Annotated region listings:
******************************

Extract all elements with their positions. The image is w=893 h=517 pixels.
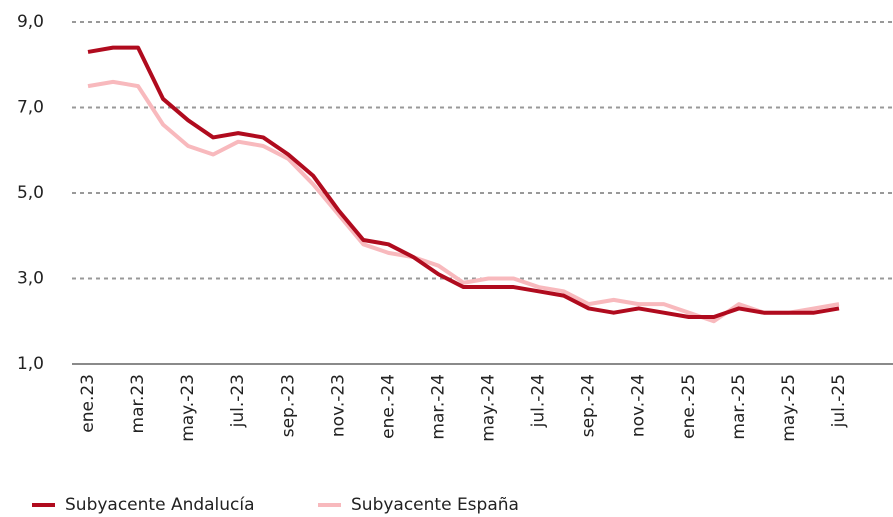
x-tick-label: jul.-25 xyxy=(829,374,849,428)
legend-label: Subyacente España xyxy=(351,495,519,515)
x-tick-label: may.-23 xyxy=(178,374,198,442)
x-tick-label: nov.-23 xyxy=(328,374,348,437)
x-tick-label: may.-25 xyxy=(779,374,799,442)
x-tick-label: jul.-24 xyxy=(529,374,549,428)
y-tick-label: 3,0 xyxy=(17,269,44,289)
y-tick-label: 1,0 xyxy=(17,354,44,374)
y-tick-label: 5,0 xyxy=(17,183,44,203)
x-tick-label: may.-24 xyxy=(479,374,499,442)
line-series xyxy=(87,79,840,324)
legend-label: Subyacente Andalucía xyxy=(65,495,255,515)
y-tick-label: 9,0 xyxy=(17,12,44,32)
x-tick-label: mar.-24 xyxy=(428,374,448,440)
x-tick-label: mar.23 xyxy=(128,374,148,433)
x-tick-label: nov.-24 xyxy=(629,374,649,437)
x-tick-label: ene.-24 xyxy=(378,374,398,439)
x-tick-label: ene.23 xyxy=(78,374,98,433)
x-tick-label: ene.-25 xyxy=(679,374,699,439)
x-tick-label: sep.-24 xyxy=(579,374,599,437)
x-tick-label: sep.-23 xyxy=(278,374,298,437)
x-tick-label: jul.-23 xyxy=(228,374,248,428)
y-tick-label: 7,0 xyxy=(17,98,44,118)
x-tick-label: mar.-25 xyxy=(729,374,749,440)
line-series xyxy=(87,45,840,319)
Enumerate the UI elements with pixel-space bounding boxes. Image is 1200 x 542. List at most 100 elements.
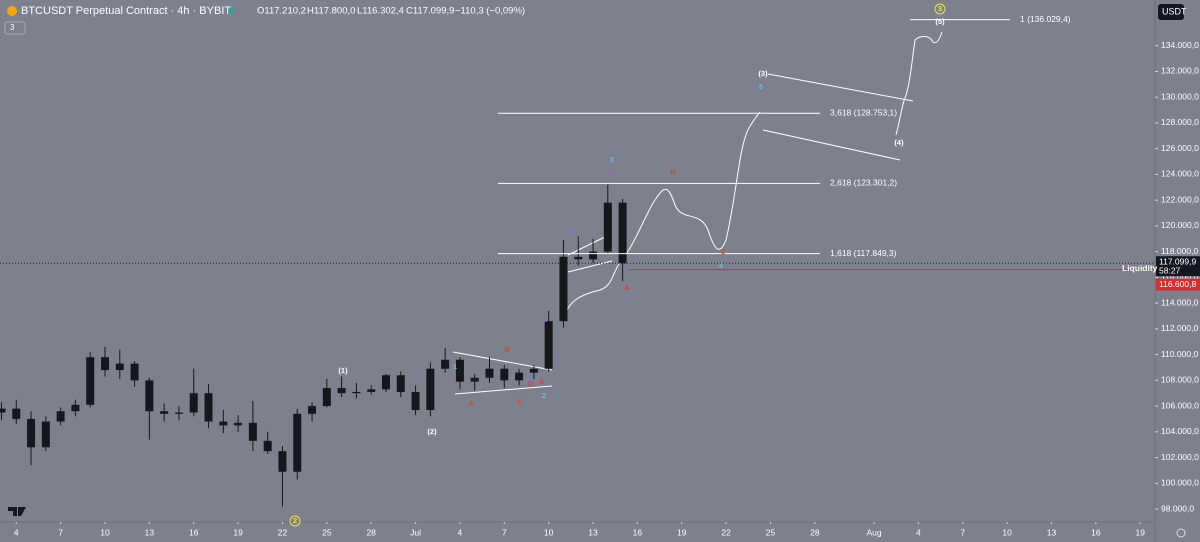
candle-body [618,202,627,264]
y-tick-label: 100.000,0 [1161,478,1199,488]
wave-label: (5) [935,17,945,26]
symbol-icon [7,6,17,16]
y-tick-label: 132.000,0 [1161,66,1199,76]
wave-label: C [720,247,726,256]
wave-label: 3 [569,227,573,236]
ohlc-close: C117.099,9 [406,6,454,17]
candle-body [204,393,213,422]
indicators-count[interactable]: 3 [10,23,15,32]
x-tick-label: 4 [916,527,921,537]
candle-body [308,406,317,414]
y-tick-label: 134.000,0 [1161,40,1199,50]
trendline [452,351,553,371]
x-tick-label: 4 [14,527,19,537]
wave-label: 1 [453,362,457,371]
y-tick-label: 116.000,0 [1161,272,1198,282]
candle-body [485,368,494,378]
candle-body [396,375,405,392]
y-tick-label: 102.000,0 [1161,452,1199,462]
liquidity-label: 116.600,8 [1159,279,1196,289]
wave-label: D [528,379,534,388]
trendline [567,235,608,256]
fib-label: 2,618 (123.301,2) [830,178,897,188]
x-tick-label: Aug [866,527,881,537]
candle-body [337,388,346,394]
x-tick-label: 16 [1091,527,1101,537]
trendline [567,260,613,273]
candle-body [441,359,450,369]
ohlc-open: O117.210,2 [257,6,306,17]
candle-body [500,368,509,381]
candle-body [559,256,568,322]
wave-label: 2 [542,391,546,400]
price-box [1156,256,1200,277]
candle-body [515,372,524,381]
x-tick-label: Jul [410,527,421,537]
wave-label: 2 [293,516,297,525]
symbol: BTCUSDT Perpetual Contract · 4h · BYBIT [21,5,231,17]
wave-label: 3 [610,155,614,164]
trendline [454,385,553,395]
x-tick-label: 7 [502,527,507,537]
candle-body [219,421,228,426]
candle-body [130,363,139,381]
channel-line [767,73,914,102]
logo [8,507,26,516]
candle-body [278,451,287,472]
wave-label: A [468,399,474,408]
y-tick-label: 110.000,0 [1161,349,1198,359]
candle-body [589,251,598,260]
x-tick-label: 7 [58,527,63,537]
candle-body [248,422,257,441]
x-tick-label: 25 [322,527,332,537]
fib-label: 1 (136.029,4) [1020,14,1071,24]
y-tick-label: 126.000,0 [1161,143,1199,153]
candle-body [101,357,109,371]
currency[interactable]: USDT [1162,6,1187,16]
y-tick-label: 122.000,0 [1161,194,1199,204]
y-tick-label: 120.000,0 [1161,220,1199,230]
currency-box[interactable] [1158,4,1184,20]
wave-label: 5 [759,82,763,91]
y-tick-label: 108.000,0 [1161,375,1199,385]
ohlc-high: H117.800,0 [307,6,355,17]
x-tick-label: 13 [145,527,155,537]
wave-circle [289,515,301,527]
tv-logo [8,507,26,516]
x-tick-label: 10 [1002,527,1012,537]
candle-body [160,411,169,414]
status-dot [228,8,234,14]
candle-body [27,418,36,448]
y-tick-label: 112.000,0 [1161,323,1198,333]
x-tick-label: 4 [458,527,463,537]
indicators-button[interactable] [4,21,26,35]
y-tick-label: 118.000,0 [1161,246,1198,256]
candle-body [574,256,583,260]
projection-path [895,31,943,136]
wave-label: (2) [427,427,437,436]
wave-label: (4) [894,138,904,147]
y-tick-label: 124.000,0 [1161,169,1199,179]
x-tick-label: 19 [677,527,687,537]
x-tick-label: 13 [588,527,598,537]
candle-body [470,377,479,382]
liquidity-box [1156,278,1200,291]
x-tick-label: 19 [1135,527,1145,537]
candle-body [234,422,243,426]
x-tick-label: 22 [721,527,731,537]
candle-body [71,404,80,412]
settings-icon[interactable] [1176,528,1186,538]
drawings [452,31,943,395]
wave-label: A [624,283,630,292]
candle-body [86,357,95,405]
wave-label: C [517,397,523,406]
candle-body [12,408,21,419]
wave-label: (1) [338,366,348,375]
wave-circle [934,3,946,15]
x-tick-label: 28 [810,527,820,537]
projection-path [562,111,761,319]
candle-body [603,202,612,252]
x-tick-label: 19 [233,527,243,537]
y-tick-label: 130.000,0 [1161,91,1199,101]
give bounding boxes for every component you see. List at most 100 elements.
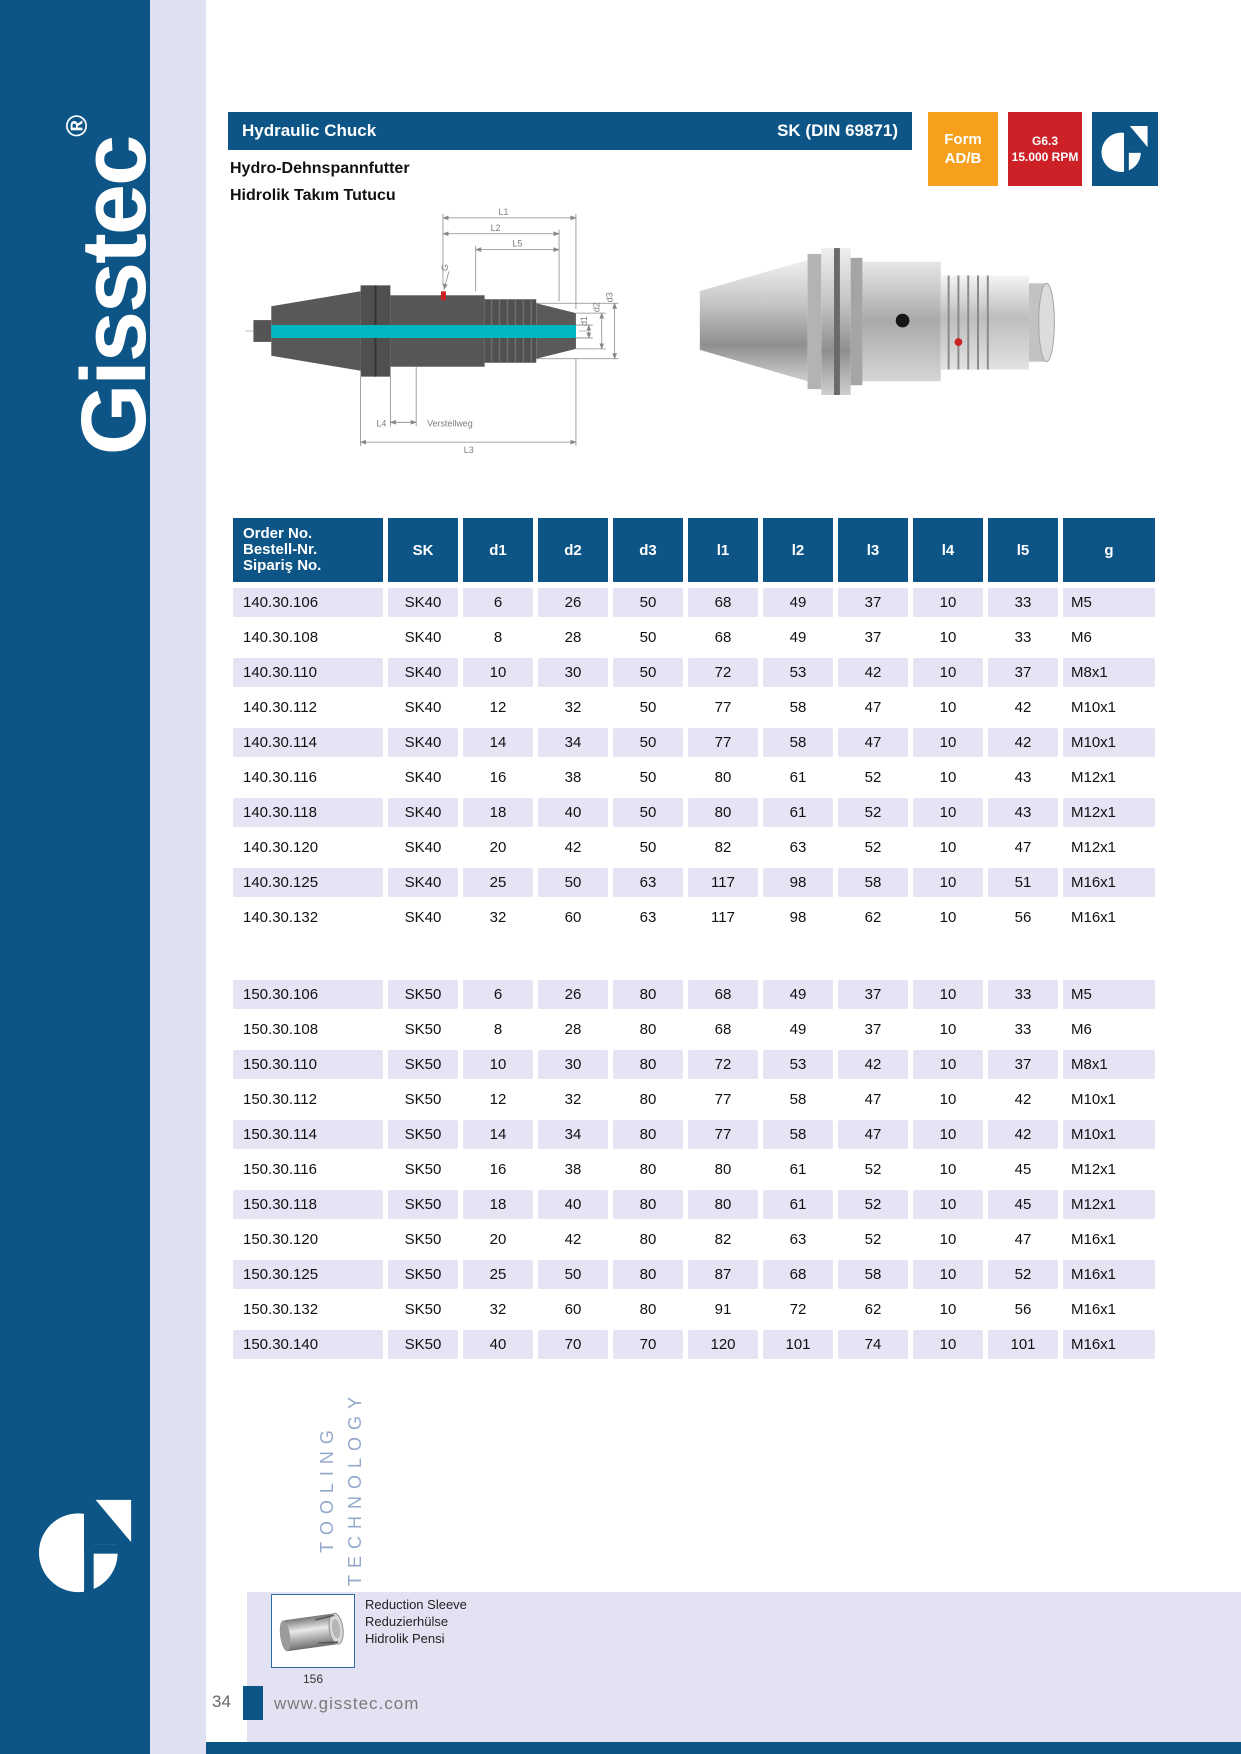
table-row: 140.30.114 SK40 14 34 50 77 58 47 10 42 M10x1 bbox=[233, 728, 1155, 757]
cell-value: 10 bbox=[939, 629, 957, 646]
table-row: 140.30.110 SK40 10 30 50 72 53 42 10 37 M8x1 bbox=[233, 658, 1155, 687]
cell-value: 43 bbox=[1014, 769, 1032, 786]
technical-drawing: L1 L2 L5 G d1 d2 d3 L4 Verstellweg L3 bbox=[245, 207, 619, 455]
cell-value: 98 bbox=[789, 909, 807, 926]
cell-value: 58 bbox=[789, 1091, 807, 1108]
cell-value: 61 bbox=[763, 798, 833, 827]
column-header-g: g bbox=[1063, 518, 1155, 582]
cell-value: 117 bbox=[688, 868, 758, 897]
cell-value: M16x1 bbox=[1063, 1330, 1155, 1359]
cell-value: 101 bbox=[988, 1330, 1058, 1359]
cell-value: 37 bbox=[838, 980, 908, 1009]
cell-order-no: 140.30.108 bbox=[243, 629, 319, 646]
table-row: 150.30.118 SK50 18 40 80 80 61 52 10 45 M12x1 bbox=[233, 1190, 1155, 1219]
bottom-note-panel bbox=[247, 1592, 1241, 1754]
column-header-d3: d3 bbox=[613, 518, 683, 582]
cell-value: 77 bbox=[714, 1091, 732, 1108]
cell-value: SK40 bbox=[404, 769, 442, 786]
cell-value: 14 bbox=[463, 1120, 533, 1149]
cell-value: SK40 bbox=[404, 629, 442, 646]
table-row: 140.30.132 SK40 32 60 63 117 98 62 10 56 M16x1 bbox=[233, 903, 1155, 932]
cell-value: 80 bbox=[688, 798, 758, 827]
cell-value: 28 bbox=[564, 1021, 582, 1038]
table-row: 140.30.112 SK40 12 32 50 77 58 47 10 42 M10x1 bbox=[233, 693, 1155, 722]
cell-value: 68 bbox=[714, 629, 732, 646]
subtitle-german: Hydro-Dehnspannfutter bbox=[230, 160, 410, 177]
cell-value: 62 bbox=[864, 1301, 882, 1318]
dim-label-d2: d2 bbox=[592, 302, 602, 312]
cell-value: 10 bbox=[939, 699, 957, 716]
cell-value: SK40 bbox=[404, 909, 442, 926]
cell-value: 80 bbox=[613, 1260, 683, 1289]
cell-value: 120 bbox=[688, 1330, 758, 1359]
cell-value: M16x1 bbox=[1063, 1260, 1155, 1289]
table-row: 150.30.106 SK50 6 26 80 68 49 37 10 33 M5 bbox=[233, 980, 1155, 1009]
cell-value: SK50 bbox=[404, 1091, 442, 1108]
cell-value: 10 bbox=[939, 1231, 957, 1248]
cell-value: M12x1 bbox=[1063, 1190, 1155, 1219]
sleeve-caption-en: Reduction Sleeve bbox=[365, 1597, 467, 1612]
table-row: 150.30.114 SK50 14 34 80 77 58 47 10 42 M10x1 bbox=[233, 1120, 1155, 1149]
column-header-order: Order No. Bestell-Nr. Sipariş No. bbox=[233, 518, 383, 582]
cell-value: SK50 bbox=[404, 1161, 442, 1178]
cell-value: 10 bbox=[913, 588, 983, 617]
cell-value: M16x1 bbox=[1071, 909, 1117, 926]
cell-value: SK50 bbox=[388, 1190, 458, 1219]
cell-value: 61 bbox=[789, 1161, 807, 1178]
cell-value: 51 bbox=[988, 868, 1058, 897]
cell-value: 43 bbox=[988, 798, 1058, 827]
cell-value: 42 bbox=[838, 1050, 908, 1079]
cell-value: M8x1 bbox=[1063, 658, 1155, 687]
brand-logo-badge bbox=[1092, 112, 1158, 186]
cell-value: 16 bbox=[489, 769, 507, 786]
cell-value: 10 bbox=[913, 1120, 983, 1149]
cell-order-no: 140.30.118 bbox=[233, 798, 383, 827]
dim-label-l2: L2 bbox=[491, 223, 501, 233]
speed-badge-line2: 15.000 RPM bbox=[1011, 150, 1079, 164]
cell-value: 38 bbox=[564, 1161, 582, 1178]
cell-value: 32 bbox=[564, 699, 582, 716]
cell-value: M10x1 bbox=[1071, 699, 1117, 716]
cell-value: M5 bbox=[1063, 588, 1155, 617]
cell-value: 77 bbox=[688, 728, 758, 757]
cell-value: 32 bbox=[489, 909, 507, 926]
cell-value: 50 bbox=[639, 769, 657, 786]
footer-url[interactable]: www.gisstec.com bbox=[274, 1694, 420, 1713]
cell-value: 12 bbox=[489, 699, 507, 716]
cell-value: SK40 bbox=[404, 839, 442, 856]
cell-value: 10 bbox=[913, 1190, 983, 1219]
cell-value: 20 bbox=[489, 839, 507, 856]
footer-page-number: 34 bbox=[212, 1692, 231, 1711]
form-badge-line1: Form bbox=[944, 131, 982, 148]
subtitle-turkish: Hidrolik Takım Tutucu bbox=[230, 187, 396, 204]
page-title: Hydraulic Chuck bbox=[242, 121, 377, 140]
table-row: 140.30.116 SK40 16 38 50 80 61 52 10 43 M12x1 bbox=[233, 763, 1155, 792]
cell-value: 80 bbox=[714, 1161, 732, 1178]
table-row: 150.30.112 SK50 12 32 80 77 58 47 10 42 M10x1 bbox=[233, 1085, 1155, 1114]
cell-value: 53 bbox=[763, 1050, 833, 1079]
form-badge: Form AD/B bbox=[928, 112, 998, 186]
cell-order-no: 140.30.125 bbox=[233, 868, 383, 897]
cell-value: SK40 bbox=[388, 868, 458, 897]
cell-value: SK40 bbox=[388, 798, 458, 827]
cell-value: 50 bbox=[613, 658, 683, 687]
cell-value: 47 bbox=[838, 1120, 908, 1149]
cell-value: 91 bbox=[714, 1301, 732, 1318]
cell-value: SK50 bbox=[388, 1330, 458, 1359]
cell-value: 80 bbox=[639, 1021, 657, 1038]
sleeve-caption-de: Reduzierhülse bbox=[365, 1614, 449, 1629]
dim-label-verstellweg: Verstellweg bbox=[427, 418, 473, 428]
cell-value: 80 bbox=[613, 1190, 683, 1219]
cell-value: 10 bbox=[939, 769, 957, 786]
cell-value: 45 bbox=[988, 1190, 1058, 1219]
cell-value: 49 bbox=[763, 588, 833, 617]
column-header-sk: SK bbox=[388, 518, 458, 582]
cell-value: 52 bbox=[988, 1260, 1058, 1289]
column-header-l2: l2 bbox=[763, 518, 833, 582]
cell-value: 10 bbox=[939, 839, 957, 856]
cell-value: 33 bbox=[988, 980, 1058, 1009]
sidebar: Gisstec® bbox=[0, 0, 165, 1754]
cell-value: M10x1 bbox=[1063, 1120, 1155, 1149]
cell-value: SK40 bbox=[388, 658, 458, 687]
dim-label-l4: L4 bbox=[376, 418, 386, 428]
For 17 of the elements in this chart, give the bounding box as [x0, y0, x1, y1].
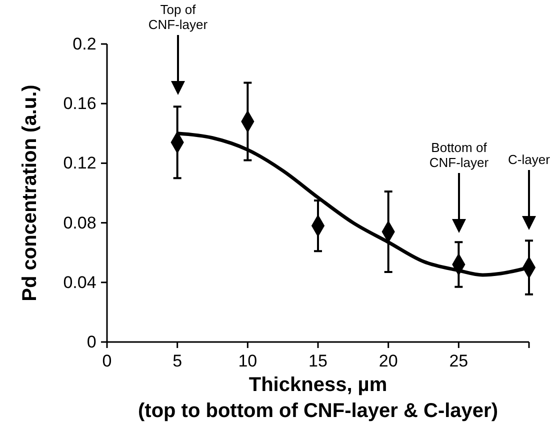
- y-tick-label: 0.16: [63, 94, 96, 114]
- annotation: Bottom of CNF-layer: [429, 140, 490, 170]
- x-tick-label: 25: [449, 351, 468, 370]
- text: Top of CNF-layer: [148, 2, 208, 32]
- x-tick-label: 10: [238, 351, 258, 370]
- y-tick-label: 0.04: [63, 272, 96, 292]
- x-tick-label: 15: [308, 351, 328, 370]
- y-tick-label: 0.12: [63, 154, 96, 173]
- x-axis-title: Thickness, µm (top to bottom of CNF-layer & C-layer): [138, 374, 498, 422]
- y-tick-label: 0.2: [72, 34, 96, 54]
- x-tick-label: 0: [102, 351, 112, 370]
- y-axis-title: Pd concentration (a.u.): [19, 84, 41, 302]
- x-tick-label: 5: [172, 351, 182, 370]
- x-tick-label: 20: [378, 351, 398, 370]
- y-tick-label: 0: [86, 332, 96, 352]
- annotation: C-layer: [508, 152, 551, 167]
- y-tick-label: 0.08: [63, 213, 96, 232]
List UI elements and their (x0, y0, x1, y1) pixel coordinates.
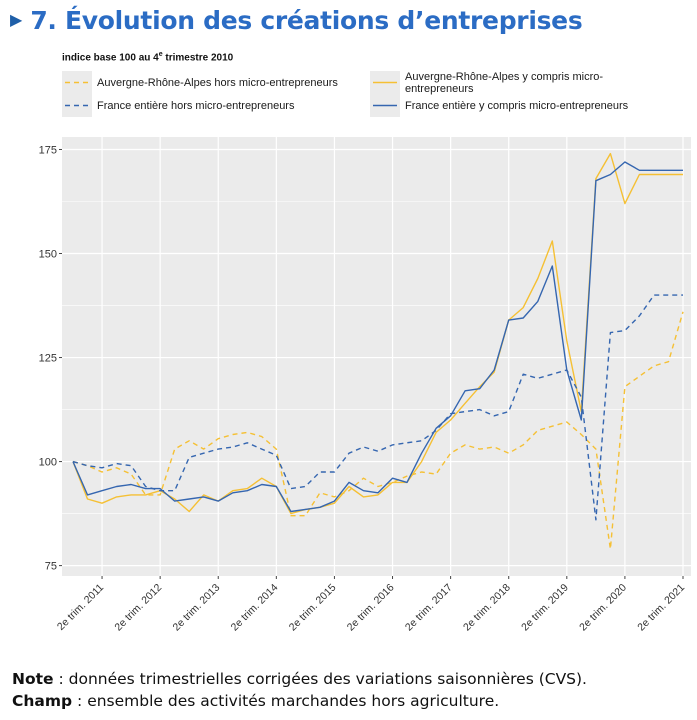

******************************

(OBJECTIVE) Return the rows from the line with "candle-body [618,202,627,264]" up to and including the line with "candle-body [485,368,494,378]", unchanged.

(SOLVED EXERCISE)
candle-body [618,202,627,264]
y-tick-label: 100.000,0 [1161,478,1199,488]
wave-label: (5) [935,17,945,26]
symbol-icon [7,6,17,16]
y-tick-label: 132.000,0 [1161,66,1199,76]
wave-label: C [720,247,726,256]
wave-label: 3 [569,227,573,236]
ohlc-close: C117.099,9 [406,6,454,17]
candle-body [204,393,213,422]
indicators-count[interactable]: 3 [10,23,15,32]
x-tick-label: 4 [916,527,921,537]
candle-body [308,406,317,414]
y-tick-label: 134.000,0 [1161,40,1199,50]
trendline [452,351,553,371]
x-tick-label: 4 [14,527,19,537]
wave-label: 1 [453,362,457,371]
y-tick-label: 116.000,0 [1161,272,1198,282]
candle-body [485,368,494,378]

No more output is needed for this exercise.